## Provided passage
And whether you’re celebrating Easter, Passover or the beginning of Spring, have a great weekend.
Marc
Goldman Sachs
When companies report earnings, they give you a single number to reflect what they earned over the period. The period in question is usually a quarter, but it can be half a year (customary for UK and Swiss companies) or even a month (the case for Russian banks – wonder how long that will last). In all cases, though, it’s a cumulative number. If time runs along the x-axis and earnings go up the y-axis, when companies report, what they’re giving you is the area under the curve for a given period.
Goldman Sachs is different: it also reveals the distribution of the curve. Tucked away in its regulatory filings is a table that presents, by number of business days, the frequency distribution of its daily net revenues. It makes for interesting reading.
Goldman Sachs generated record revenues in 2021. But behind that, there were ups and downs. Its trading business lost money on 34 separate days, equivalent to around 2 days every three weeks (there were 252 trading days over the course of 2021, excluding weekends and holidays). One day, the firm even lost over $100 million in a single day.
But these were offset by some extremely profitable days. On 53 separate occasions, equivalent to around one day a week, the firm earned in excess of $100 million on a single day. Such a skew is largely unprecedented, as the chart shows. The blue line represents the distribution of 2021 net revenues; the grey lines are prior years’. There have always been a certain number of days when Goldman has knocked it out of the park, but strip them out and daily trading revenues have historically approximated to a vaguely normal distribution. Last year, there were many more supernormal days than flattish days compared with the past.

## Data shown
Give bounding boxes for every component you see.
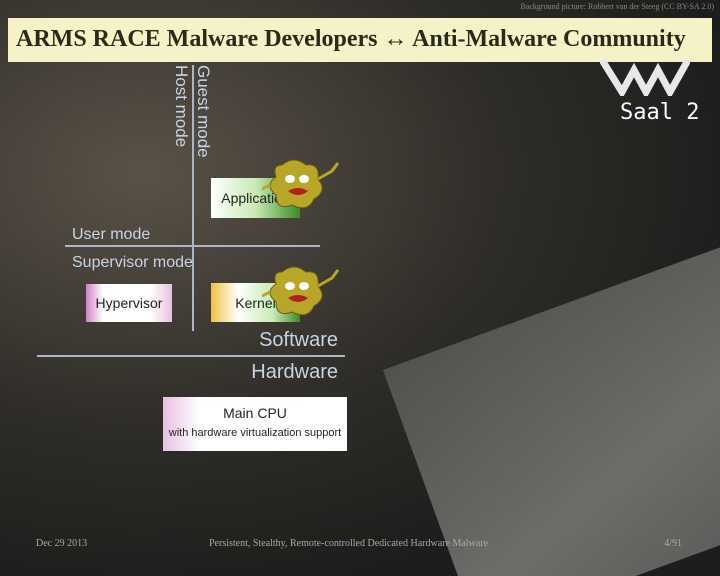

## Problem requirements
Answer these from the Goldman Sachs text:
(a) Companies from which countries customarily report earnings for half a year?
(b) On how many days in 2021 did the firm's trading business lose money?
(c) On how many occasions did the firm earn more than $100 million in a single day?
The listing comes from a different source than the text.

## Answer to this exercise
(a) UK and Swiss companies.
(b) 34 days.
(c) 53 occasions.